> **Written problem**
Skip the pictures and extract all of the lines exactly as written.
<<<<
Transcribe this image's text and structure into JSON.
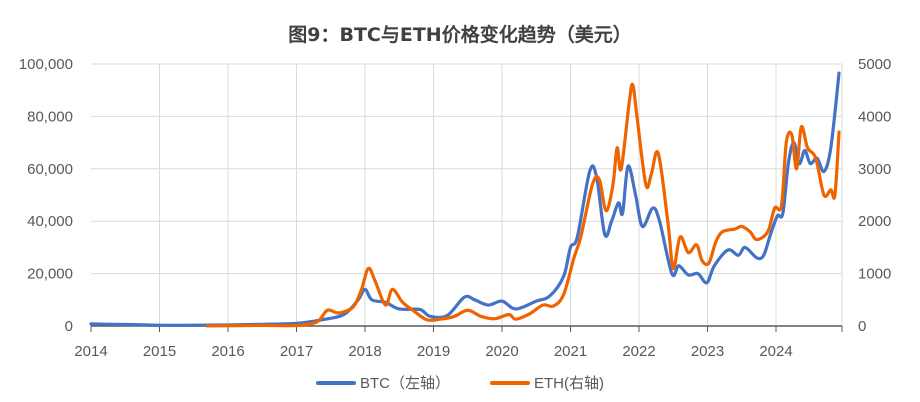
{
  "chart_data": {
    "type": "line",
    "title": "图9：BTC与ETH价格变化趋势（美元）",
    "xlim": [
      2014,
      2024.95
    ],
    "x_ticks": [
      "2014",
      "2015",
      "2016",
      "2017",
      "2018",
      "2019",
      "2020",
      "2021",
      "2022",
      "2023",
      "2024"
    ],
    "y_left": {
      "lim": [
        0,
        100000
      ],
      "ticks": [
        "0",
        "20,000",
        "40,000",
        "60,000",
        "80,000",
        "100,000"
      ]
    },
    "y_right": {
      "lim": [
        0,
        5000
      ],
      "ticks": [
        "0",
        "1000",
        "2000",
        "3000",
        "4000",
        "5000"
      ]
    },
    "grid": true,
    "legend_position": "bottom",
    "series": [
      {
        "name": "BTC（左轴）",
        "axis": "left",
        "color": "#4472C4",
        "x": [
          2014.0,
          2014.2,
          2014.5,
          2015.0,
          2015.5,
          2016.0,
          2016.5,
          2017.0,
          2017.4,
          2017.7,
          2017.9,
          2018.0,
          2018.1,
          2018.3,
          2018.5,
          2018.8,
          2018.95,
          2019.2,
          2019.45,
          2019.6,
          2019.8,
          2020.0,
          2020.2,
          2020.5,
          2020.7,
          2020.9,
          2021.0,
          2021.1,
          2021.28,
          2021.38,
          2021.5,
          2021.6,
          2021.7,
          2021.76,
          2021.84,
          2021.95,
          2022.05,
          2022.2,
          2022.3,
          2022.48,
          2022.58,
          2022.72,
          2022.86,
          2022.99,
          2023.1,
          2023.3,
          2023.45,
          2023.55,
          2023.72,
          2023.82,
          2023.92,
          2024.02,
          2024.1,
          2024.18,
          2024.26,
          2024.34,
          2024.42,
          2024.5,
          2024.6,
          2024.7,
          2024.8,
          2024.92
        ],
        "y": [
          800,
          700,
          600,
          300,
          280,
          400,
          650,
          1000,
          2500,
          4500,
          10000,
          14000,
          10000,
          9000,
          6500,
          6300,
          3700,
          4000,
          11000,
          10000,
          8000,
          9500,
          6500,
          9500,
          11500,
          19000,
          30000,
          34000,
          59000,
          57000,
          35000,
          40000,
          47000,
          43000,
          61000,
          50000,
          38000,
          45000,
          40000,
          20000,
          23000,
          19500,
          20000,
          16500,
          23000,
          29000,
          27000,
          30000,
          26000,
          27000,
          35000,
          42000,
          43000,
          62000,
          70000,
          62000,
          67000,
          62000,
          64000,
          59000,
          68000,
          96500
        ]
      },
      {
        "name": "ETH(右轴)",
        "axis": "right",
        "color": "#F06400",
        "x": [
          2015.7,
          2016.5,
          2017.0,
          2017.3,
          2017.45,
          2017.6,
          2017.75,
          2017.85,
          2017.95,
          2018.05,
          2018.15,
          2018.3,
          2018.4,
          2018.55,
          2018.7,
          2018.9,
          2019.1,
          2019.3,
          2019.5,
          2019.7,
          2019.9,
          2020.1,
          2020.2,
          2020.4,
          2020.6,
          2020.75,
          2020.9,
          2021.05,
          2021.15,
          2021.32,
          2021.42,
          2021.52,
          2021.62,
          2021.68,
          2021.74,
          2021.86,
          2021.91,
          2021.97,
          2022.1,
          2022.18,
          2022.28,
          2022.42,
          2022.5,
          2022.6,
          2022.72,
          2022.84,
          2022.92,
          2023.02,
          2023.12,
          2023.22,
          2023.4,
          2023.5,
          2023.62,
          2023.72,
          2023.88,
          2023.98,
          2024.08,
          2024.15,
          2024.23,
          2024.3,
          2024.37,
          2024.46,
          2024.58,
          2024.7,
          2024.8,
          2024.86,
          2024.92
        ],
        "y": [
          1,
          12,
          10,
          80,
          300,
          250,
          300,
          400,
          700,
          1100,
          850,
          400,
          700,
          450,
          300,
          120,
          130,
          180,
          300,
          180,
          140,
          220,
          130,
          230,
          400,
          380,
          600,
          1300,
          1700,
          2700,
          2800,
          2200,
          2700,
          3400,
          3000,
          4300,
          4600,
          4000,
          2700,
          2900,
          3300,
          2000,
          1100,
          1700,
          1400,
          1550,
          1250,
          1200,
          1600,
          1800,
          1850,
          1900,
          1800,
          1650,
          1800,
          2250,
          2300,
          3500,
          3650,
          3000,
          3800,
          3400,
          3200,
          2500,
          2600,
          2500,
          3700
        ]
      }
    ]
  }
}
>>>>
> **Response to the task**
Transcribe this image's text and structure into JSON.
{
  "chart_data": {
    "type": "line",
    "title": "图9：BTC与ETH价格变化趋势（美元）",
    "xlim": [
      2014,
      2024.95
    ],
    "x_ticks": [
      "2014",
      "2015",
      "2016",
      "2017",
      "2018",
      "2019",
      "2020",
      "2021",
      "2022",
      "2023",
      "2024"
    ],
    "y_left": {
      "lim": [
        0,
        100000
      ],
      "ticks": [
        "0",
        "20,000",
        "40,000",
        "60,000",
        "80,000",
        "100,000"
      ]
    },
    "y_right": {
      "lim": [
        0,
        5000
      ],
      "ticks": [
        "0",
        "1000",
        "2000",
        "3000",
        "4000",
        "5000"
      ]
    },
    "grid": true,
    "legend_position": "bottom",
    "series": [
      {
        "name": "BTC（左轴）",
        "axis": "left",
        "color": "#4472C4",
        "x": [
          2014.0,
          2014.2,
          2014.5,
          2015.0,
          2015.5,
          2016.0,
          2016.5,
          2017.0,
          2017.4,
          2017.7,
          2017.9,
          2018.0,
          2018.1,
          2018.3,
          2018.5,
          2018.8,
          2018.95,
          2019.2,
          2019.45,
          2019.6,
          2019.8,
          2020.0,
          2020.2,
          2020.5,
          2020.7,
          2020.9,
          2021.0,
          2021.1,
          2021.28,
          2021.38,
          2021.5,
          2021.6,
          2021.7,
          2021.76,
          2021.84,
          2021.95,
          2022.05,
          2022.2,
          2022.3,
          2022.48,
          2022.58,
          2022.72,
          2022.86,
          2022.99,
          2023.1,
          2023.3,
          2023.45,
          2023.55,
          2023.72,
          2023.82,
          2023.92,
          2024.02,
          2024.1,
          2024.18,
          2024.26,
          2024.34,
          2024.42,
          2024.5,
          2024.6,
          2024.7,
          2024.8,
          2024.92
        ],
        "y": [
          800,
          700,
          600,
          300,
          280,
          400,
          650,
          1000,
          2500,
          4500,
          10000,
          14000,
          10000,
          9000,
          6500,
          6300,
          3700,
          4000,
          11000,
          10000,
          8000,
          9500,
          6500,
          9500,
          11500,
          19000,
          30000,
          34000,
          59000,
          57000,
          35000,
          40000,
          47000,
          43000,
          61000,
          50000,
          38000,
          45000,
          40000,
          20000,
          23000,
          19500,
          20000,
          16500,
          23000,
          29000,
          27000,
          30000,
          26000,
          27000,
          35000,
          42000,
          43000,
          62000,
          70000,
          62000,
          67000,
          62000,
          64000,
          59000,
          68000,
          96500
        ]
      },
      {
        "name": "ETH(右轴)",
        "axis": "right",
        "color": "#F06400",
        "x": [
          2015.7,
          2016.5,
          2017.0,
          2017.3,
          2017.45,
          2017.6,
          2017.75,
          2017.85,
          2017.95,
          2018.05,
          2018.15,
          2018.3,
          2018.4,
          2018.55,
          2018.7,
          2018.9,
          2019.1,
          2019.3,
          2019.5,
          2019.7,
          2019.9,
          2020.1,
          2020.2,
          2020.4,
          2020.6,
          2020.75,
          2020.9,
          2021.05,
          2021.15,
          2021.32,
          2021.42,
          2021.52,
          2021.62,
          2021.68,
          2021.74,
          2021.86,
          2021.91,
          2021.97,
          2022.1,
          2022.18,
          2022.28,
          2022.42,
          2022.5,
          2022.6,
          2022.72,
          2022.84,
          2022.92,
          2023.02,
          2023.12,
          2023.22,
          2023.4,
          2023.5,
          2023.62,
          2023.72,
          2023.88,
          2023.98,
          2024.08,
          2024.15,
          2024.23,
          2024.3,
          2024.37,
          2024.46,
          2024.58,
          2024.7,
          2024.8,
          2024.86,
          2024.92
        ],
        "y": [
          1,
          12,
          10,
          80,
          300,
          250,
          300,
          400,
          700,
          1100,
          850,
          400,
          700,
          450,
          300,
          120,
          130,
          180,
          300,
          180,
          140,
          220,
          130,
          230,
          400,
          380,
          600,
          1300,
          1700,
          2700,
          2800,
          2200,
          2700,
          3400,
          3000,
          4300,
          4600,
          4000,
          2700,
          2900,
          3300,
          2000,
          1100,
          1700,
          1400,
          1550,
          1250,
          1200,
          1600,
          1800,
          1850,
          1900,
          1800,
          1650,
          1800,
          2250,
          2300,
          3500,
          3650,
          3000,
          3800,
          3400,
          3200,
          2500,
          2600,
          2500,
          3700
        ]
      }
    ]
  }
}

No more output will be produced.